Polecenie: Przepisz słowo w słowo fragment tekstu o chmurach obliczeniowych, zaczynając od „Poszukiwanie egzoplanet, czyli” i ciągnąc aż do „z PAP Malawski.” włącznie.

Tekst:

Chmury przydatne w poszukiwaniu planet

Poszukiwanie egzoplanet, czyli planet poza Układem Słonecznym, wymaga przefiltrowania ogromnej ilości danych. Astronomowie dokonują takich analiz dzięki chmurom obliczeniowym. Najnowsze chmury pod kątem zastosowań naukowych będzie badał międzynarodowy zespół koordynowany przez Akademię Górniczo-Hutniczą w Krakowie.nJak wyjaśnia kierownik projektu dr inż. Maciej Malawski, w chmurach działają komputery o ogromnej łącznej mocy obliczeniowej. Umożliwiają one przechowywanie wielkich ilości danych. "Na całym świecie tysiące serwerów przetwarzają dane pochodzące z miliardów źródeł, zaś oprogramowanie tworzone przez najzdolniejszych ludzi na świecie reaguje na te zdarzenia tworząc fascynujące efekty. Obliczenia w chmurach rewolucjonizują nie tylko przemysł informatyczny, ale też sposób, w jaki uprawiana jest współczesna nauka" – mówi w rozmowie z PAP Malawski.

Zawartość listingu:
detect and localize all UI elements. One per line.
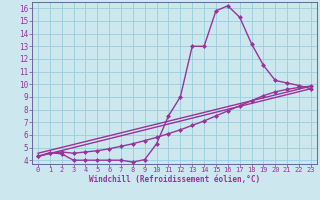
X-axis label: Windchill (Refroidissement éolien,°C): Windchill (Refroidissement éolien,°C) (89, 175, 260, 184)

Rozwiązanie:
Poszukiwanie egzoplanet, czyli planet poza Układem Słonecznym, wymaga przefiltrowania ogromnej ilości danych. Astronomowie dokonują takich analiz dzięki chmurom obliczeniowym. Najnowsze chmury pod kątem zastosowań naukowych będzie badał międzynarodowy zespół koordynowany przez Akademię Górniczo-Hutniczą w Krakowie.nJak wyjaśnia kierownik projektu dr inż. Maciej Malawski, w chmurach działają komputery o ogromnej łącznej mocy obliczeniowej. Umożliwiają one przechowywanie wielkich ilości danych. "Na całym świecie tysiące serwerów przetwarzają dane pochodzące z miliardów źródeł, zaś oprogramowanie tworzone przez najzdolniejszych ludzi na świecie reaguje na te zdarzenia tworząc fascynujące efekty. Obliczenia w chmurach rewolucjonizują nie tylko przemysł informatyczny, ale też sposób, w jaki uprawiana jest współczesna nauka" – mówi w rozmowie z PAP Malawski.